En su anterior visita a la capital Jacco Gardner prometió al entregado público que abarrotaba la sala El Sol que volvería pronto. El pasado día 15 de mayo cumplió su palabra, y tocó de nuevo en la misma sala ante un no menos entregado público.

No sé cómo será en otras partes, pero en Madrid Gardner cae muy bien. Quizás sea por su aspecto afable, aniñado, y tímido, pero lo cierto es que es una de esas personas que enseguida despierta simpatía. Con un público que ya estaba ganado desde antes de comenzar Jacco y su grupo (batería, bajo, teclados y guitarra eléctrica, más él a la guitarra acústica y trasteando un poco con un Korg) fueron haciendo un recorrido por sus dos únicos discos editados hasta el momento (el último, “Hypnophobia” hace apenas unas semanas). Teniendo en cuenta las ovaciones con las que cada tema era recibido sería muy difícil destacar alguna canción por encima de otra, pero los singles “Clear The Air” y “Find Yourself” , por ser muy representativos de ese pop psicodélico suave marca de la casa, podrían mencionarse como momentos álgidos del concierto.

◆ DATOS REGISTRADOS ◆
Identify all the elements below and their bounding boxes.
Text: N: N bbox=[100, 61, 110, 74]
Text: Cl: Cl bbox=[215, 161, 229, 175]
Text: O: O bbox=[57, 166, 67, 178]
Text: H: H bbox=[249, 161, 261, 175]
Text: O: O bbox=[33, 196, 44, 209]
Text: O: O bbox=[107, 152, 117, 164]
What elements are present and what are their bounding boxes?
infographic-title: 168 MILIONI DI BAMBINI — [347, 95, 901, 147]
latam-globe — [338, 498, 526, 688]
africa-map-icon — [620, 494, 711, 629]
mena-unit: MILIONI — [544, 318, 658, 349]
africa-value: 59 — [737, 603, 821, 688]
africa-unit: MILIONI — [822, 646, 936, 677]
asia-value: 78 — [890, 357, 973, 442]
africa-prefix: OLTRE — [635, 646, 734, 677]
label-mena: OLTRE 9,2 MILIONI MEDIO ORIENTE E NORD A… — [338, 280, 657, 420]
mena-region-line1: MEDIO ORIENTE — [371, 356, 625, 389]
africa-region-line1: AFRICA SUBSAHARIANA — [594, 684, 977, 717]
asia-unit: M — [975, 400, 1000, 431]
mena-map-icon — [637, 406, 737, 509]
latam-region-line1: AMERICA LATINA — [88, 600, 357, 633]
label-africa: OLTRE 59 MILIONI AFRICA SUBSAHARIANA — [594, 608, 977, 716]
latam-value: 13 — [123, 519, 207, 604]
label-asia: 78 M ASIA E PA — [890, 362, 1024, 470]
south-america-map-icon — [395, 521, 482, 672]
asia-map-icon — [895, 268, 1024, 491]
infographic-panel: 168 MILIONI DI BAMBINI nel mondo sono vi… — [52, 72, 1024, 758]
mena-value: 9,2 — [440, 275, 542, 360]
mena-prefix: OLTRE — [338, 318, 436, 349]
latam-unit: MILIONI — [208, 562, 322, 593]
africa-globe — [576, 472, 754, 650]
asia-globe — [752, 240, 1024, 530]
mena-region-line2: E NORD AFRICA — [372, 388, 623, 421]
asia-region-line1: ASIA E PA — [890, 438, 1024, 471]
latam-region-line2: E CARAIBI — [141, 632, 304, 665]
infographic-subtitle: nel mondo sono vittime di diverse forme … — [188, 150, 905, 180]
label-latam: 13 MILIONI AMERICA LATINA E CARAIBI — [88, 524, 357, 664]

◆ TAREAS POR REALIZAR ◆
1) Reproduce sin cambios el pasaje del texto sobre el concierto de Jacco Gardner que va desde "No sé cómo será" hasta "álgidos del concierto.".
2) Responde a estas preguntas según el texto sobre el concierto de Jacco Gardner:
(a) ¿En qué sala tocó Jacco Gardner el 15 de mayo?
(b) ¿Qué guitarra tocaba él durante el concierto?
(c) ¿Cómo se titula su último disco?

◆ RESPUESTAS ESCRITAS ◆
1)
No sé cómo será en otras partes, pero en Madrid Gardner cae muy bien. Quizás sea por su aspecto afable, aniñado, y tímido, pero lo cierto es que es una de esas personas que enseguida despierta simpatía. Con un público que ya estaba ganado desde antes de comenzar Jacco y su grupo (batería, bajo, teclados y guitarra eléctrica, más él a la guitarra acústica y trasteando un poco con un Korg) fueron haciendo un recorrido por sus dos únicos discos editados hasta el momento (el último, “Hypnophobia” hace apenas unas semanas). Teniendo en cuenta las ovaciones con las que cada tema era recibido sería muy difícil destacar alguna canción por encima de otra, pero los singles “Clear The Air” y “Find Yourself” , por ser muy representativos de ese pop psicodélico suave marca de la casa, podrían mencionarse como momentos álgidos del concierto.

2)
(a) En la sala El Sol.
(b) La guitarra acústica.
(c) "Hypnophobia".